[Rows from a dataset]
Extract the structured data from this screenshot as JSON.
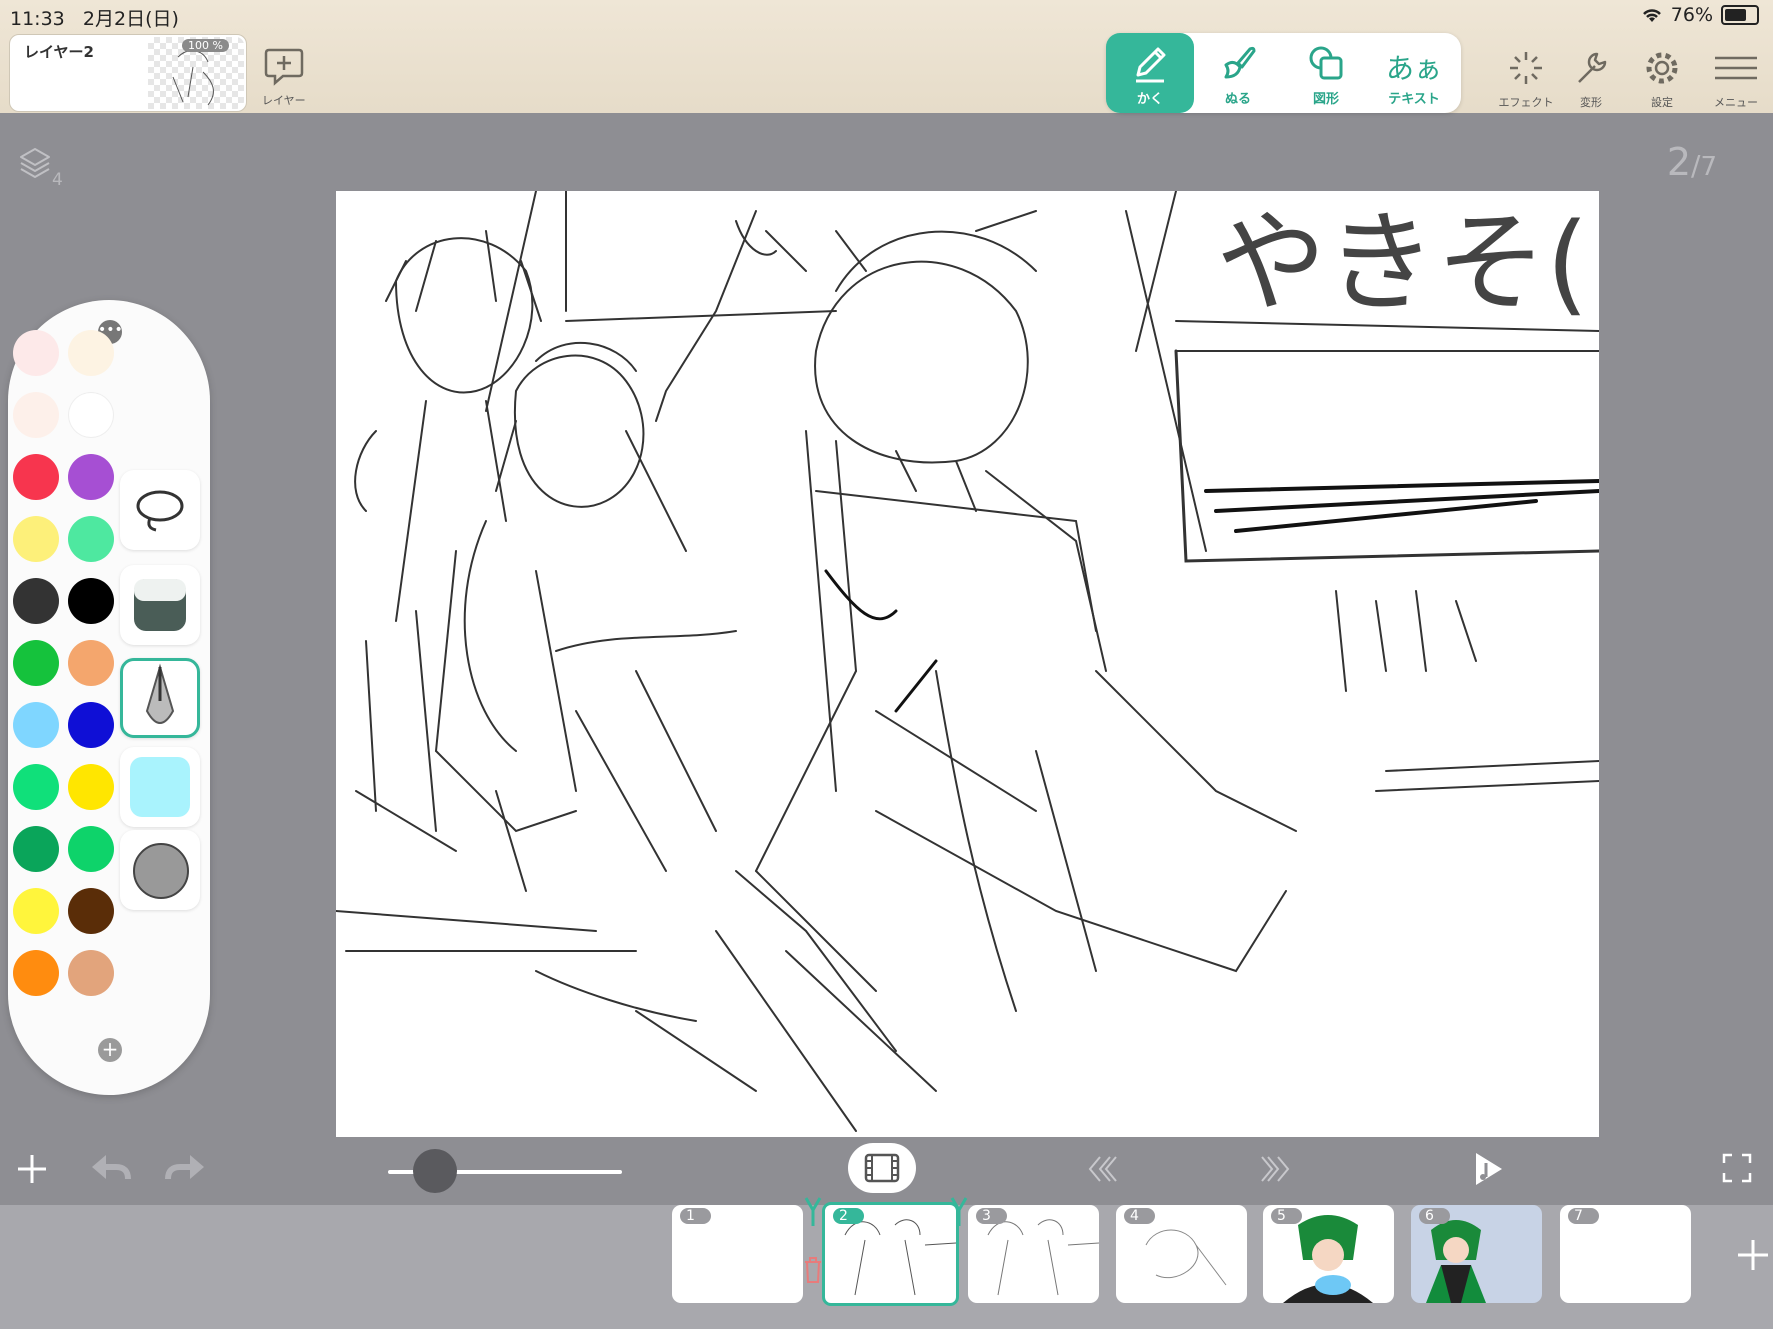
{
  "status": {
    "time": "11:33",
    "date": "2月2日(日)",
    "battery": "76%",
    "battery_level": 0.76
  },
  "layer_panel": {
    "name": "レイヤー2",
    "opacity": "100 %",
    "add_layer_label": "レイヤー"
  },
  "modes": [
    {
      "label": "かく",
      "icon": "pencil-icon",
      "active": true
    },
    {
      "label": "ぬる",
      "icon": "paint-brush-icon",
      "active": false
    },
    {
      "label": "図形",
      "icon": "shapes-icon",
      "active": false
    },
    {
      "label": "テキスト",
      "icon": "text-icon",
      "glyph": "あぁ",
      "active": false
    }
  ],
  "tools": [
    {
      "label": "エフェクト",
      "icon": "sparkle-icon"
    },
    {
      "label": "変形",
      "icon": "wrench-icon"
    },
    {
      "label": "設定",
      "icon": "gear-icon"
    },
    {
      "label": "メニュー",
      "icon": "hamburger-menu-icon"
    }
  ],
  "canvas": {
    "layers_count": "4",
    "page_current": "2",
    "page_total": "7",
    "sketch_text": "やきそ("
  },
  "palette": {
    "colors": [
      "#fde9e9",
      "#fdf3e3",
      "#fdf0ea",
      "#ffffff",
      "#f7354e",
      "#a64fd3",
      "#fdf07a",
      "#4ee8a0",
      "#333333",
      "#000000",
      "#15c23c",
      "#f4a66d",
      "#7fd6ff",
      "#0f0fd6",
      "#10e07a",
      "#ffe600",
      "#0aa55a",
      "#0ed36a",
      "#fff53c",
      "#5a2d08",
      "#ff8c0f",
      "#e2a47c"
    ],
    "current_color": "#a9f3fd",
    "brush_size_color": "#999999"
  },
  "timeline": {
    "slider_value": 0.2,
    "frames": [
      {
        "num": "1",
        "selected": false
      },
      {
        "num": "2",
        "selected": true
      },
      {
        "num": "3",
        "selected": false
      },
      {
        "num": "4",
        "selected": false
      },
      {
        "num": "5",
        "selected": false
      },
      {
        "num": "6",
        "selected": false
      },
      {
        "num": "7",
        "selected": false
      }
    ]
  }
}
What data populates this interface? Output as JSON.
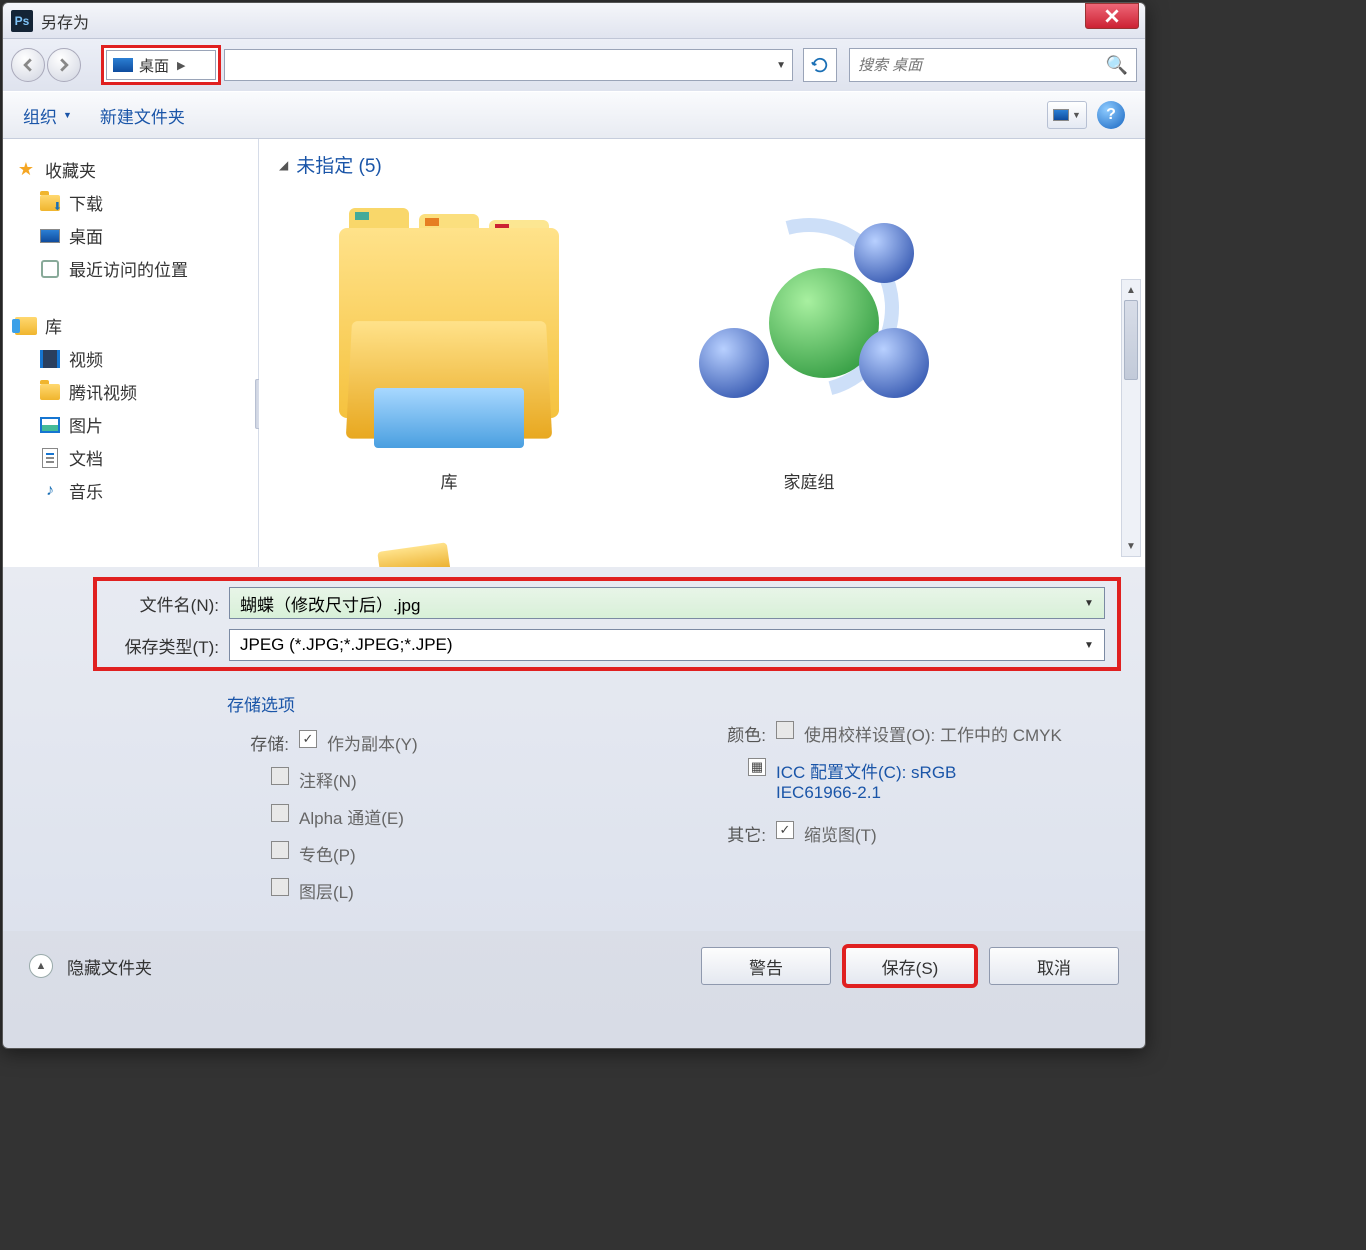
{
  "title": "另存为",
  "breadcrumb": {
    "location": "桌面"
  },
  "search": {
    "placeholder": "搜索 桌面"
  },
  "toolbar": {
    "organize": "组织",
    "new_folder": "新建文件夹"
  },
  "sidebar": {
    "favorites": "收藏夹",
    "fav_items": [
      "下载",
      "桌面",
      "最近访问的位置"
    ],
    "libraries": "库",
    "lib_items": [
      "视频",
      "腾讯视频",
      "图片",
      "文档",
      "音乐"
    ]
  },
  "content": {
    "group_header": "未指定 (5)",
    "thumbs": [
      "库",
      "家庭组"
    ]
  },
  "form": {
    "filename_label": "文件名(N):",
    "filename_value": "蝴蝶（修改尺寸后）.jpg",
    "filetype_label": "保存类型(T):",
    "filetype_value": "JPEG (*.JPG;*.JPEG;*.JPE)"
  },
  "options": {
    "header": "存储选项",
    "store_label": "存储:",
    "as_copy": "作为副本(Y)",
    "annotations": "注释(N)",
    "alpha": "Alpha 通道(E)",
    "spot": "专色(P)",
    "layers": "图层(L)",
    "color_label": "颜色:",
    "proof": "使用校样设置(O): 工作中的 CMYK",
    "icc": "ICC 配置文件(C): sRGB IEC61966-2.1",
    "other_label": "其它:",
    "thumbnail": "缩览图(T)"
  },
  "footer": {
    "hide": "隐藏文件夹",
    "warn": "警告",
    "save": "保存(S)",
    "cancel": "取消"
  }
}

→ Instructions for the task
Without including the pictures, reproduce all entries exactly.

→ Final answer
Extract the structured data from this screenshot as JSON.
{
  "status": {
    "time": "11:33",
    "date": "2月2日(日)",
    "battery": "76%",
    "battery_level": 0.76
  },
  "layer_panel": {
    "name": "レイヤー2",
    "opacity": "100 %",
    "add_layer_label": "レイヤー"
  },
  "modes": [
    {
      "label": "かく",
      "icon": "pencil-icon",
      "active": true
    },
    {
      "label": "ぬる",
      "icon": "paint-brush-icon",
      "active": false
    },
    {
      "label": "図形",
      "icon": "shapes-icon",
      "active": false
    },
    {
      "label": "テキスト",
      "icon": "text-icon",
      "glyph": "あぁ",
      "active": false
    }
  ],
  "tools": [
    {
      "label": "エフェクト",
      "icon": "sparkle-icon"
    },
    {
      "label": "変形",
      "icon": "wrench-icon"
    },
    {
      "label": "設定",
      "icon": "gear-icon"
    },
    {
      "label": "メニュー",
      "icon": "hamburger-menu-icon"
    }
  ],
  "canvas": {
    "layers_count": "4",
    "page_current": "2",
    "page_total": "7",
    "sketch_text": "やきそ("
  },
  "palette": {
    "colors": [
      "#fde9e9",
      "#fdf3e3",
      "#fdf0ea",
      "#ffffff",
      "#f7354e",
      "#a64fd3",
      "#fdf07a",
      "#4ee8a0",
      "#333333",
      "#000000",
      "#15c23c",
      "#f4a66d",
      "#7fd6ff",
      "#0f0fd6",
      "#10e07a",
      "#ffe600",
      "#0aa55a",
      "#0ed36a",
      "#fff53c",
      "#5a2d08",
      "#ff8c0f",
      "#e2a47c"
    ],
    "current_color": "#a9f3fd",
    "brush_size_color": "#999999"
  },
  "timeline": {
    "slider_value": 0.2,
    "frames": [
      {
        "num": "1",
        "selected": false
      },
      {
        "num": "2",
        "selected": true
      },
      {
        "num": "3",
        "selected": false
      },
      {
        "num": "4",
        "selected": false
      },
      {
        "num": "5",
        "selected": false
      },
      {
        "num": "6",
        "selected": false
      },
      {
        "num": "7",
        "selected": false
      }
    ]
  }
}
What data populates this interface? Output as JSON.
{
  "title": "另存为",
  "breadcrumb": {
    "location": "桌面"
  },
  "search": {
    "placeholder": "搜索 桌面"
  },
  "toolbar": {
    "organize": "组织",
    "new_folder": "新建文件夹"
  },
  "sidebar": {
    "favorites": "收藏夹",
    "fav_items": [
      "下载",
      "桌面",
      "最近访问的位置"
    ],
    "libraries": "库",
    "lib_items": [
      "视频",
      "腾讯视频",
      "图片",
      "文档",
      "音乐"
    ]
  },
  "content": {
    "group_header": "未指定 (5)",
    "thumbs": [
      "库",
      "家庭组"
    ]
  },
  "form": {
    "filename_label": "文件名(N):",
    "filename_value": "蝴蝶（修改尺寸后）.jpg",
    "filetype_label": "保存类型(T):",
    "filetype_value": "JPEG (*.JPG;*.JPEG;*.JPE)"
  },
  "options": {
    "header": "存储选项",
    "store_label": "存储:",
    "as_copy": "作为副本(Y)",
    "annotations": "注释(N)",
    "alpha": "Alpha 通道(E)",
    "spot": "专色(P)",
    "layers": "图层(L)",
    "color_label": "颜色:",
    "proof": "使用校样设置(O): 工作中的 CMYK",
    "icc": "ICC 配置文件(C): sRGB IEC61966-2.1",
    "other_label": "其它:",
    "thumbnail": "缩览图(T)"
  },
  "footer": {
    "hide": "隐藏文件夹",
    "warn": "警告",
    "save": "保存(S)",
    "cancel": "取消"
  }
}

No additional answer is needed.